> **Written instruction**:
Copy each line holding the string "title".

========================================================================

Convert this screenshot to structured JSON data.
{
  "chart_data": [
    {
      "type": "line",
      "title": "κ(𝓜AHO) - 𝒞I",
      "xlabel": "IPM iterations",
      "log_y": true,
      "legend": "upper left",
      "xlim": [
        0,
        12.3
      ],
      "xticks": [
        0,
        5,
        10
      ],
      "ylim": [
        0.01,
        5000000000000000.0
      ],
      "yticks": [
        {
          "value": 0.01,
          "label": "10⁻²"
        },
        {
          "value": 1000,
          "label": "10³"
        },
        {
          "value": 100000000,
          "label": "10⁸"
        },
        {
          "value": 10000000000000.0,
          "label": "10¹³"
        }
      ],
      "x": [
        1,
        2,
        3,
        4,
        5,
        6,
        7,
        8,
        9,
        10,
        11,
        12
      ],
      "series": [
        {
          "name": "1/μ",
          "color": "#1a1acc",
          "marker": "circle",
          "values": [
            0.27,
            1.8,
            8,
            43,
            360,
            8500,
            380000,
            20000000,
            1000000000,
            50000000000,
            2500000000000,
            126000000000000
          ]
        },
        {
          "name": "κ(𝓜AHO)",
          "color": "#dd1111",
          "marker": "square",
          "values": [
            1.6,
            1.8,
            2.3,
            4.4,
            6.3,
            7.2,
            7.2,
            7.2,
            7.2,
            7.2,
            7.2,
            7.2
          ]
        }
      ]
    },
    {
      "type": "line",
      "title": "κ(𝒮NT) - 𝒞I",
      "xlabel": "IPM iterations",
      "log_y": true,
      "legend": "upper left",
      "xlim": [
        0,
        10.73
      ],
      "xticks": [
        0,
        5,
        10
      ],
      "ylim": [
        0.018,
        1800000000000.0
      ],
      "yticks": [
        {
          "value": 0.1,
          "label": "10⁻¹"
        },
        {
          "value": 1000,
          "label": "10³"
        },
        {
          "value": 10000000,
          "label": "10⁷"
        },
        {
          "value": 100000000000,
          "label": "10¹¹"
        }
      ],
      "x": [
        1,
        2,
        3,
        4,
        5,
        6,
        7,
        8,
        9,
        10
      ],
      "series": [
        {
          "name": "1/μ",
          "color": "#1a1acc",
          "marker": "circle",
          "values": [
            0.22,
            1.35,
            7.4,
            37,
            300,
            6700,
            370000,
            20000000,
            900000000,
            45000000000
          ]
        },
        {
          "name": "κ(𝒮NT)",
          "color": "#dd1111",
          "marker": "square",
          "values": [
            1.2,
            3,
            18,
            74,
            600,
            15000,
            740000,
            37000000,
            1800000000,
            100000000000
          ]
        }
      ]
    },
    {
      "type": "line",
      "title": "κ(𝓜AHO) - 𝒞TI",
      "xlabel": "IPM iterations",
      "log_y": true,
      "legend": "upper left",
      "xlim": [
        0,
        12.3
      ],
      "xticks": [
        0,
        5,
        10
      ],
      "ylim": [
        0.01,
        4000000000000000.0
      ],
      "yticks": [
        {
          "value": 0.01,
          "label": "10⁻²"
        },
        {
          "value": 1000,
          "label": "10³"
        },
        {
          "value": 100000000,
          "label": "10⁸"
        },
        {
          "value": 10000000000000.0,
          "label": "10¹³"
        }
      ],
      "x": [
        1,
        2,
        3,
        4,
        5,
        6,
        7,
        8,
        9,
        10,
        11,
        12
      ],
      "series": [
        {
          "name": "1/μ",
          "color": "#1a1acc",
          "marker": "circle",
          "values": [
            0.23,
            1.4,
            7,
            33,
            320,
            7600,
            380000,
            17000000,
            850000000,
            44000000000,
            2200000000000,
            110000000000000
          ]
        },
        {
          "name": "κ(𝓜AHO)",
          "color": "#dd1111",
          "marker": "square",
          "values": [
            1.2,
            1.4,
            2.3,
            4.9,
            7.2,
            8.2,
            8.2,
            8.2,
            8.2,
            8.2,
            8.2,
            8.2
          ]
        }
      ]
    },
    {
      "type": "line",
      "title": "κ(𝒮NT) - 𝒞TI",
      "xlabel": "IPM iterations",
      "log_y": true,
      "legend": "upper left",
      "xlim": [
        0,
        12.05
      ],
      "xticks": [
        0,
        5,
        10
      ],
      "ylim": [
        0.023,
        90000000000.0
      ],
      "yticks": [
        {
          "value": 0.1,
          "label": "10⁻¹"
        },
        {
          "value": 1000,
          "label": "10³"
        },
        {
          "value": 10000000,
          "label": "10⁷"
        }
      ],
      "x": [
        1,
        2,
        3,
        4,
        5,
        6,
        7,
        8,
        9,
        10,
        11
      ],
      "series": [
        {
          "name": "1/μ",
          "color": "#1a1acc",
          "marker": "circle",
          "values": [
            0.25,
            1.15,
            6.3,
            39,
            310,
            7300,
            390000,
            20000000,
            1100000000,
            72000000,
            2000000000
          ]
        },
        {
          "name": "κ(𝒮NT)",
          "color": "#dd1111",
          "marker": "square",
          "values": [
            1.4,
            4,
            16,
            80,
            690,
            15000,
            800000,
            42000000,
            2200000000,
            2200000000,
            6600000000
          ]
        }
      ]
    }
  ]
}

========================================================================

> **Task output**:
      "title": "κ(𝓜AHO) - 𝒞I",
      "title": "κ(𝒮NT) - 𝒞I",
      "title": "κ(𝓜AHO) - 𝒞TI",
      "title": "κ(𝒮NT) - 𝒞TI",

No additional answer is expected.